Collect each line of the records containing the string "subtitle".
···
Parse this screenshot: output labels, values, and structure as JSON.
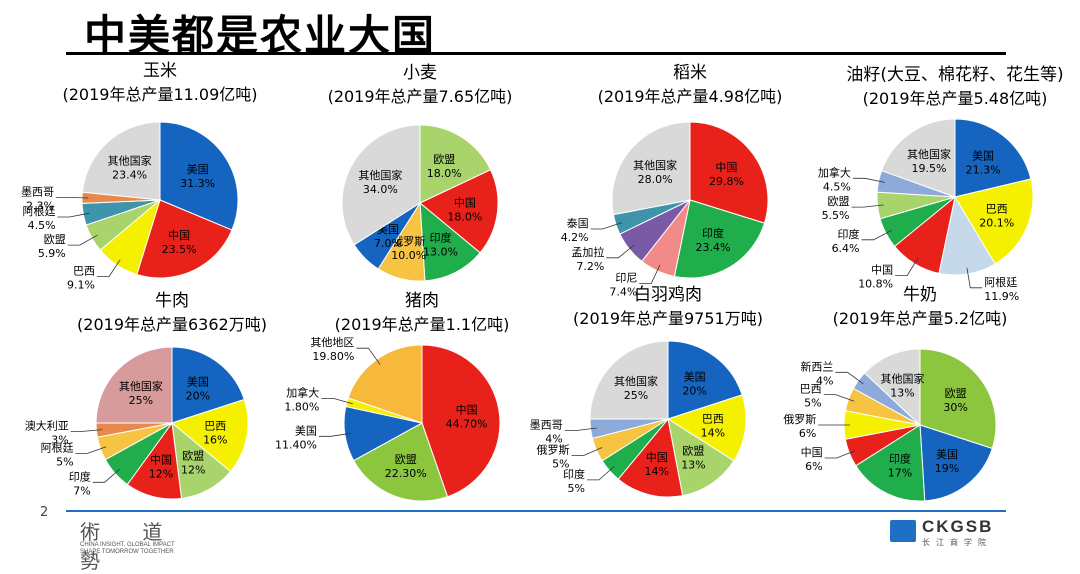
{
  "slide": {
    "title": "中美都是农业大国",
    "page_number": "2",
    "motto_glyphs": "術 道 勢",
    "motto_en_line1": "CHINA INSIGHT, GLOBAL IMPACT",
    "motto_en_line2": "SHAPE TOMORROW TOGETHER",
    "brand_name": "CKGSB",
    "brand_cn": "长江商学院",
    "accent_color": "#1f6fc4"
  },
  "chart_data": [
    {
      "type": "pie",
      "title": "玉米",
      "subtitle": "(2019年总产量11.09亿吨)",
      "slices": [
        {
          "label": "美国",
          "value_text": "31.3%",
          "value": 31.3,
          "color": "#1565c0",
          "label_position": "inside"
        },
        {
          "label": "中国",
          "value_text": "23.5%",
          "value": 23.5,
          "color": "#e8221b",
          "label_position": "inside"
        },
        {
          "label": "巴西",
          "value_text": "9.1%",
          "value": 9.1,
          "color": "#f4f000",
          "label_position": "outside"
        },
        {
          "label": "欧盟",
          "value_text": "5.9%",
          "value": 5.9,
          "color": "#a9d46b",
          "label_position": "outside"
        },
        {
          "label": "阿根廷",
          "value_text": "4.5%",
          "value": 4.5,
          "color": "#3e95ab",
          "label_position": "outside"
        },
        {
          "label": "墨西哥",
          "value_text": "2.3%",
          "value": 2.3,
          "color": "#e7894a",
          "label_position": "outside"
        },
        {
          "label": "其他国家",
          "value_text": "23.4%",
          "value": 23.4,
          "color": "#d9d9d9",
          "label_position": "inside"
        }
      ]
    },
    {
      "type": "pie",
      "title": "小麦",
      "subtitle": "(2019年总产量7.65亿吨)",
      "slices": [
        {
          "label": "欧盟",
          "value_text": "18.0%",
          "value": 18.0,
          "color": "#a9d46b",
          "label_position": "inside"
        },
        {
          "label": "中国",
          "value_text": "18.0%",
          "value": 18.0,
          "color": "#e8221b",
          "label_position": "inside"
        },
        {
          "label": "印度",
          "value_text": "13.0%",
          "value": 13.0,
          "color": "#1fae4b",
          "label_position": "inside"
        },
        {
          "label": "俄罗斯",
          "value_text": "10.0%",
          "value": 10.0,
          "color": "#f6c343",
          "label_position": "inside"
        },
        {
          "label": "美国",
          "value_text": "7.0%",
          "value": 7.0,
          "color": "#1565c0",
          "label_position": "inside"
        },
        {
          "label": "其他国家",
          "value_text": "34.0%",
          "value": 34.0,
          "color": "#d9d9d9",
          "label_position": "inside"
        }
      ]
    },
    {
      "type": "pie",
      "title": "稻米",
      "subtitle": "(2019年总产量4.98亿吨)",
      "slices": [
        {
          "label": "中国",
          "value_text": "29.8%",
          "value": 29.8,
          "color": "#e8221b",
          "label_position": "inside"
        },
        {
          "label": "印度",
          "value_text": "23.4%",
          "value": 23.4,
          "color": "#1fae4b",
          "label_position": "inside"
        },
        {
          "label": "印尼",
          "value_text": "7.4%",
          "value": 7.4,
          "color": "#f28a8a",
          "label_position": "outside"
        },
        {
          "label": "孟加拉",
          "value_text": "7.2%",
          "value": 7.2,
          "color": "#7a5aa6",
          "label_position": "outside"
        },
        {
          "label": "泰国",
          "value_text": "4.2%",
          "value": 4.2,
          "color": "#3e95ab",
          "label_position": "outside"
        },
        {
          "label": "其他国家",
          "value_text": "28.0%",
          "value": 28.0,
          "color": "#d9d9d9",
          "label_position": "inside"
        }
      ]
    },
    {
      "type": "pie",
      "title": "油籽(大豆、棉花籽、花生等)",
      "subtitle": "(2019年总产量5.48亿吨)",
      "slices": [
        {
          "label": "美国",
          "value_text": "21.3%",
          "value": 21.3,
          "color": "#1565c0",
          "label_position": "inside"
        },
        {
          "label": "巴西",
          "value_text": "20.1%",
          "value": 20.1,
          "color": "#f4f000",
          "label_position": "inside"
        },
        {
          "label": "阿根廷",
          "value_text": "11.9%",
          "value": 11.9,
          "color": "#c5d9ea",
          "label_position": "outside"
        },
        {
          "label": "中国",
          "value_text": "10.8%",
          "value": 10.8,
          "color": "#e8221b",
          "label_position": "outside"
        },
        {
          "label": "印度",
          "value_text": "6.4%",
          "value": 6.4,
          "color": "#1fae4b",
          "label_position": "outside"
        },
        {
          "label": "欧盟",
          "value_text": "5.5%",
          "value": 5.5,
          "color": "#a9d46b",
          "label_position": "outside"
        },
        {
          "label": "加拿大",
          "value_text": "4.5%",
          "value": 4.5,
          "color": "#8eaadb",
          "label_position": "outside"
        },
        {
          "label": "其他国家",
          "value_text": "19.5%",
          "value": 19.5,
          "color": "#d9d9d9",
          "label_position": "inside"
        }
      ]
    },
    {
      "type": "pie",
      "title": "牛肉",
      "subtitle": "(2019年总产量6362万吨)",
      "slices": [
        {
          "label": "美国",
          "value_text": "20%",
          "value": 20,
          "color": "#1565c0",
          "label_position": "inside"
        },
        {
          "label": "巴西",
          "value_text": "16%",
          "value": 16,
          "color": "#f4f000",
          "label_position": "inside"
        },
        {
          "label": "欧盟",
          "value_text": "12%",
          "value": 12,
          "color": "#a9d46b",
          "label_position": "inside"
        },
        {
          "label": "中国",
          "value_text": "12%",
          "value": 12,
          "color": "#e8221b",
          "label_position": "inside"
        },
        {
          "label": "印度",
          "value_text": "7%",
          "value": 7,
          "color": "#1fae4b",
          "label_position": "outside"
        },
        {
          "label": "阿根廷",
          "value_text": "5%",
          "value": 5,
          "color": "#f6c343",
          "label_position": "outside"
        },
        {
          "label": "澳大利亚",
          "value_text": "3%",
          "value": 3,
          "color": "#e7894a",
          "label_position": "outside"
        },
        {
          "label": "其他国家",
          "value_text": "25%",
          "value": 25,
          "color": "#d89b9b",
          "label_position": "inside"
        }
      ]
    },
    {
      "type": "pie",
      "title": "猪肉",
      "subtitle": "(2019年总产量1.1亿吨)",
      "slices": [
        {
          "label": "中国",
          "value_text": "44.70%",
          "value": 44.7,
          "color": "#e8221b",
          "label_position": "inside"
        },
        {
          "label": "欧盟",
          "value_text": "22.30%",
          "value": 22.3,
          "color": "#8cc63f",
          "label_position": "inside"
        },
        {
          "label": "美国",
          "value_text": "11.40%",
          "value": 11.4,
          "color": "#1565c0",
          "label_position": "outside"
        },
        {
          "label": "加拿大",
          "value_text": "1.80%",
          "value": 1.8,
          "color": "#f4f000",
          "label_position": "outside"
        },
        {
          "label": "其他地区",
          "value_text": "19.80%",
          "value": 19.8,
          "color": "#f6b93b",
          "label_position": "outside"
        }
      ]
    },
    {
      "type": "pie",
      "title": "白羽鸡肉",
      "subtitle": "(2019年总产量9751万吨)",
      "slices": [
        {
          "label": "美国",
          "value_text": "20%",
          "value": 20,
          "color": "#1565c0",
          "label_position": "inside"
        },
        {
          "label": "巴西",
          "value_text": "14%",
          "value": 14,
          "color": "#f4f000",
          "label_position": "inside"
        },
        {
          "label": "欧盟",
          "value_text": "13%",
          "value": 13,
          "color": "#a9d46b",
          "label_position": "inside"
        },
        {
          "label": "中国",
          "value_text": "14%",
          "value": 14,
          "color": "#e8221b",
          "label_position": "inside"
        },
        {
          "label": "印度",
          "value_text": "5%",
          "value": 5,
          "color": "#1fae4b",
          "label_position": "outside"
        },
        {
          "label": "俄罗斯",
          "value_text": "5%",
          "value": 5,
          "color": "#f6c343",
          "label_position": "outside"
        },
        {
          "label": "墨西哥",
          "value_text": "4%",
          "value": 4,
          "color": "#8eaadb",
          "label_position": "outside"
        },
        {
          "label": "其他国家",
          "value_text": "25%",
          "value": 25,
          "color": "#d9d9d9",
          "label_position": "inside"
        }
      ]
    },
    {
      "type": "pie",
      "title": "牛奶",
      "subtitle": "(2019年总产量5.2亿吨)",
      "slices": [
        {
          "label": "欧盟",
          "value_text": "30%",
          "value": 30,
          "color": "#8cc63f",
          "label_position": "inside"
        },
        {
          "label": "美国",
          "value_text": "19%",
          "value": 19,
          "color": "#1565c0",
          "label_position": "inside"
        },
        {
          "label": "印度",
          "value_text": "17%",
          "value": 17,
          "color": "#1fae4b",
          "label_position": "inside"
        },
        {
          "label": "中国",
          "value_text": "6%",
          "value": 6,
          "color": "#e8221b",
          "label_position": "outside"
        },
        {
          "label": "俄罗斯",
          "value_text": "6%",
          "value": 6,
          "color": "#f4f000",
          "label_position": "outside"
        },
        {
          "label": "巴西",
          "value_text": "5%",
          "value": 5,
          "color": "#f6c343",
          "label_position": "outside"
        },
        {
          "label": "新西兰",
          "value_text": "4%",
          "value": 4,
          "color": "#8eaadb",
          "label_position": "outside"
        },
        {
          "label": "其他国家",
          "value_text": "13%",
          "value": 13,
          "color": "#d9d9d9",
          "label_position": "inside"
        }
      ]
    }
  ]
}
···
* _WRITTEN RESPONSE_:
      "subtitle": "(2019年总产量11.09亿吨)",
      "subtitle": "(2019年总产量7.65亿吨)",
      "subtitle": "(2019年总产量4.98亿吨)",
      "subtitle": "(2019年总产量5.48亿吨)",
      "subtitle": "(2019年总产量6362万吨)",
      "subtitle": "(2019年总产量1.1亿吨)",
      "subtitle": "(2019年总产量9751万吨)",
      "subtitle": "(2019年总产量5.2亿吨)",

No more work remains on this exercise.